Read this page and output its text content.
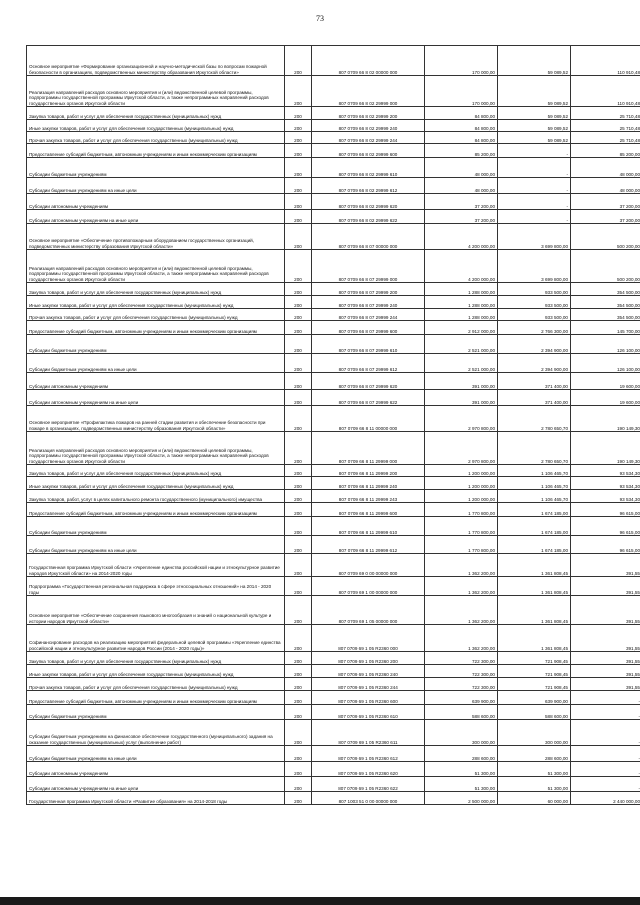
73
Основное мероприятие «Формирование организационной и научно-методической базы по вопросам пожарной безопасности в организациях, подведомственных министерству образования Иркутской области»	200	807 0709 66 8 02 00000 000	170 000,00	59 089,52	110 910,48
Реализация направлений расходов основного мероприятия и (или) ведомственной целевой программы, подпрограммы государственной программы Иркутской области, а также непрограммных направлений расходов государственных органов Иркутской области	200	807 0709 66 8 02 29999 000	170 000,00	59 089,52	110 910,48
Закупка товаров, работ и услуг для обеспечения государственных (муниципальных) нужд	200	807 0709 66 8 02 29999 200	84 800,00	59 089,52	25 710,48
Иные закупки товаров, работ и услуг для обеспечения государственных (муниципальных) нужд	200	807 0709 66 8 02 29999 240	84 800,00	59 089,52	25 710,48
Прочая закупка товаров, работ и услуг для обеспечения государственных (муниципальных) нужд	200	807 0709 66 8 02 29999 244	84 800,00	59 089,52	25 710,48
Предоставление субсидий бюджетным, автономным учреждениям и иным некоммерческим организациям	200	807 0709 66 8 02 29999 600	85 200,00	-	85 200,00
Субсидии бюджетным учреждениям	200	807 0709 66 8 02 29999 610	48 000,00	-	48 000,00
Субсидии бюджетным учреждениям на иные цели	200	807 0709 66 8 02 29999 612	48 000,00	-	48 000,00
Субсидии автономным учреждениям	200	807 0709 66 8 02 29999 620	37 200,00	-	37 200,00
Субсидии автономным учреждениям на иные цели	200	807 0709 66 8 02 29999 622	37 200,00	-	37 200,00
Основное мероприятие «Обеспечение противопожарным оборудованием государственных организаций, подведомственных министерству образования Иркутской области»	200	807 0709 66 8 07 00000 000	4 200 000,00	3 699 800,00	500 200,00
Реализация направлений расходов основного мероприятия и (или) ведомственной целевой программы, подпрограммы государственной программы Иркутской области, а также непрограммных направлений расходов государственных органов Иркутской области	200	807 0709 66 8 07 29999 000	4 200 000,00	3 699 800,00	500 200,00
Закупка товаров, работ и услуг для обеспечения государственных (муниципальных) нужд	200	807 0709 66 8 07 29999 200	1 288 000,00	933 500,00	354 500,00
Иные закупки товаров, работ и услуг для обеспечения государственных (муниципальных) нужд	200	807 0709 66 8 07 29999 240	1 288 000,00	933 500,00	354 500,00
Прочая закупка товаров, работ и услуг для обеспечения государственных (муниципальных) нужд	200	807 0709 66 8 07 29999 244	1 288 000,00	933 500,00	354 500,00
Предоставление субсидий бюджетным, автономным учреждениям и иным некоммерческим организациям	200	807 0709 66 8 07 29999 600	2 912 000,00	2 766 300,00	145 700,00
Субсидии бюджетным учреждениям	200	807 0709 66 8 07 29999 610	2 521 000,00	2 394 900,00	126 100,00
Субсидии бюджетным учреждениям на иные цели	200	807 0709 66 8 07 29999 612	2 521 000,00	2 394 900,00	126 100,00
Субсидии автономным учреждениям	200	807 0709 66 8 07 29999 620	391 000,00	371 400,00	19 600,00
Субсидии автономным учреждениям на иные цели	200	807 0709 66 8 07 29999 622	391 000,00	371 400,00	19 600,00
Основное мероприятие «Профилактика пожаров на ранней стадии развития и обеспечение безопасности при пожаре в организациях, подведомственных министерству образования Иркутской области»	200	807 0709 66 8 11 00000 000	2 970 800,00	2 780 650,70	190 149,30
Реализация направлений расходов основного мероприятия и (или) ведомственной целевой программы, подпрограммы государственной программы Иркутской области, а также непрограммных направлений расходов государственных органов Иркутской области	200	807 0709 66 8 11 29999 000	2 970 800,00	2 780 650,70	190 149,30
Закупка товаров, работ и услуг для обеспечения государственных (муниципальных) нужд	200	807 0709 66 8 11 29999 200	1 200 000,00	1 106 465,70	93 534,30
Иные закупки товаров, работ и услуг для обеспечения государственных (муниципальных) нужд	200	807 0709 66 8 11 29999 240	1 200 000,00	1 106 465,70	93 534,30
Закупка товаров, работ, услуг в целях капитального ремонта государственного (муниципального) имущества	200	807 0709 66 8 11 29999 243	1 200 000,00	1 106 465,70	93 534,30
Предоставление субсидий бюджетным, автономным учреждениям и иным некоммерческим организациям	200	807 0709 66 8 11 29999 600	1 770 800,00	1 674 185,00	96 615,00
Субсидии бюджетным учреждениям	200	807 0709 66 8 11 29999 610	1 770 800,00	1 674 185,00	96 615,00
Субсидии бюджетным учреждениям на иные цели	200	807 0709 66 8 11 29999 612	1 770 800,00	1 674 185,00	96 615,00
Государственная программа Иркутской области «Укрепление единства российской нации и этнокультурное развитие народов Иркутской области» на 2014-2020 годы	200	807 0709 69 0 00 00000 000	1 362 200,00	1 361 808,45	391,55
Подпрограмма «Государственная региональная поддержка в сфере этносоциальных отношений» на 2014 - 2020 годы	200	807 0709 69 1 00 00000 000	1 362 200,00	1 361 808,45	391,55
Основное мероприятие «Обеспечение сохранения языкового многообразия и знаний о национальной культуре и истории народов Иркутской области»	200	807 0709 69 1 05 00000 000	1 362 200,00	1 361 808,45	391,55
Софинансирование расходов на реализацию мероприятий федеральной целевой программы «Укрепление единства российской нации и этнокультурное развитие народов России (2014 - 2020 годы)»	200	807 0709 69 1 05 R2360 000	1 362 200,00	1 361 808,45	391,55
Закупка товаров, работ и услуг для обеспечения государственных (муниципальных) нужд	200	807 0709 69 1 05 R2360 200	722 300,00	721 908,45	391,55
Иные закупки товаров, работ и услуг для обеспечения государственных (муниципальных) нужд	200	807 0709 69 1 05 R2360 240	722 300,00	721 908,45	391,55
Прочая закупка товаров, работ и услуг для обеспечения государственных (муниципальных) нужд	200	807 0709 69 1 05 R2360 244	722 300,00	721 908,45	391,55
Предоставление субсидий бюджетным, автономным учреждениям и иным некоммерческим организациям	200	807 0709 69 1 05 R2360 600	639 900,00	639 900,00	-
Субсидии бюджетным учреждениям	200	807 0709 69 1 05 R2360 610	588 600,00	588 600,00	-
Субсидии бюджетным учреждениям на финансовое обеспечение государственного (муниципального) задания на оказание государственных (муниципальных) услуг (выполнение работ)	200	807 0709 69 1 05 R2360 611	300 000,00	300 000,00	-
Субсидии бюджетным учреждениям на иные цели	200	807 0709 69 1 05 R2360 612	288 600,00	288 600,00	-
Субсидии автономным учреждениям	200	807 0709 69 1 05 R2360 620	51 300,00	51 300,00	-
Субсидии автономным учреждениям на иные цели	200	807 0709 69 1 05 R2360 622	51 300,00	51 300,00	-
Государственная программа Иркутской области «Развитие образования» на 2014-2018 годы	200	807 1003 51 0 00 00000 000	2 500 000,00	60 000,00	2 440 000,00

□ □ □

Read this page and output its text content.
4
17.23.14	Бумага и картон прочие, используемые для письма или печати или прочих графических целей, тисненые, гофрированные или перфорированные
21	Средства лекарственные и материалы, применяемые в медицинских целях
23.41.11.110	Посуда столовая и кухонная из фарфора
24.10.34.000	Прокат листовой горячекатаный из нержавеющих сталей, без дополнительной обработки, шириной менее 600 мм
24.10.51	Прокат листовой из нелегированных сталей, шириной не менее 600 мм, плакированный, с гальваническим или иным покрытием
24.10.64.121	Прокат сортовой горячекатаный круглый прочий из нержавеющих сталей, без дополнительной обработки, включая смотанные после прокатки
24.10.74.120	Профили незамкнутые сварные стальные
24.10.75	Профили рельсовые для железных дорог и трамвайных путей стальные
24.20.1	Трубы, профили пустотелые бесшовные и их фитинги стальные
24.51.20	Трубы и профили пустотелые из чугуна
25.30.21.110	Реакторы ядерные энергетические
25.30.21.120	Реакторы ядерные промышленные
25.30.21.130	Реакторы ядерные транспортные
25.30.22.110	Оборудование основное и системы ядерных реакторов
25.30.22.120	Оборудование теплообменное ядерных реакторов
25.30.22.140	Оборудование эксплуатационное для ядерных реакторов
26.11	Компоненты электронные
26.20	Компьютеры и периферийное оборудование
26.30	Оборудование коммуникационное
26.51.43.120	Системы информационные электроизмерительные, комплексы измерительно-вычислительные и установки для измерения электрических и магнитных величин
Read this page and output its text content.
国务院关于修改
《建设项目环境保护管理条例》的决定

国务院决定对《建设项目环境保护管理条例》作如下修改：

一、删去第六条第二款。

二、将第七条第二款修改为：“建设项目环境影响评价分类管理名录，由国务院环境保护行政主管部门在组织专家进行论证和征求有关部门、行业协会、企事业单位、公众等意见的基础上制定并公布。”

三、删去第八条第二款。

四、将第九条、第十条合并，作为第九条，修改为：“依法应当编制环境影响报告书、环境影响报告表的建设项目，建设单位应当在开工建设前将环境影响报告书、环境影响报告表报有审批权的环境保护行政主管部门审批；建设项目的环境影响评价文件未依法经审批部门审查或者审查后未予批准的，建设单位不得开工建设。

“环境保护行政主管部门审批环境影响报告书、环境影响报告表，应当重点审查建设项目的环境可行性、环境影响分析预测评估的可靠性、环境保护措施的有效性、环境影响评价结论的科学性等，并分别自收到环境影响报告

□ □ □

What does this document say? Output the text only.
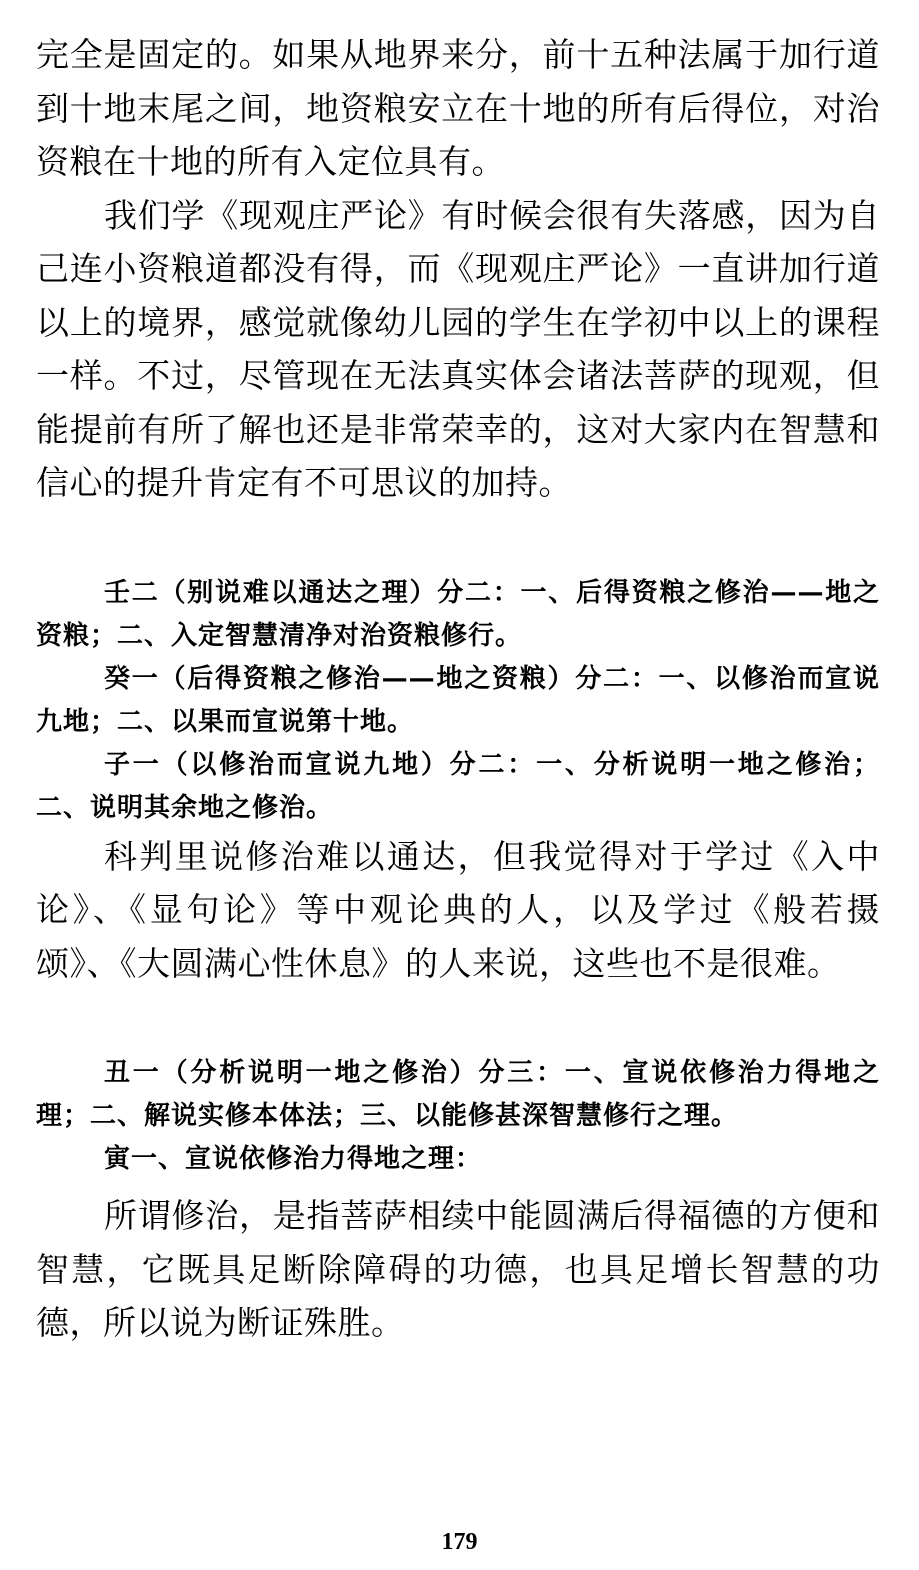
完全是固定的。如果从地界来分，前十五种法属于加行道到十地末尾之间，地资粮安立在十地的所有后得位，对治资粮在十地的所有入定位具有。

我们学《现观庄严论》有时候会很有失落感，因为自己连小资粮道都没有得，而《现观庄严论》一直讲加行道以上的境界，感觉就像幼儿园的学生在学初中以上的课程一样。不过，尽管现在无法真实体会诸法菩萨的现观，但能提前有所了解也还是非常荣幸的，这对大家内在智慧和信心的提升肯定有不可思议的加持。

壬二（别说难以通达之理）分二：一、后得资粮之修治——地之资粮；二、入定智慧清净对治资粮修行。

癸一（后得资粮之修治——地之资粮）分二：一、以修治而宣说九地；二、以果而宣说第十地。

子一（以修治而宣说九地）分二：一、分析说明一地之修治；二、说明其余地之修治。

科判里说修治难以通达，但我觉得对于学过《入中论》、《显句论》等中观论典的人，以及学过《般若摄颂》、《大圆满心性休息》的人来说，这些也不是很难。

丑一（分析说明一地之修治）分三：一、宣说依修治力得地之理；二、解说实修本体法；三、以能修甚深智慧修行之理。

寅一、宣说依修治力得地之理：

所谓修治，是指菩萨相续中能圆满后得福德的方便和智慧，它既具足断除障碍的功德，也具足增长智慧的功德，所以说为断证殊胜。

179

□ □ □

▶ GOAL
Tell how many lines above contain the word "шириной". Give the number alone.

▶ ANSWER TO THE EXERCISE
2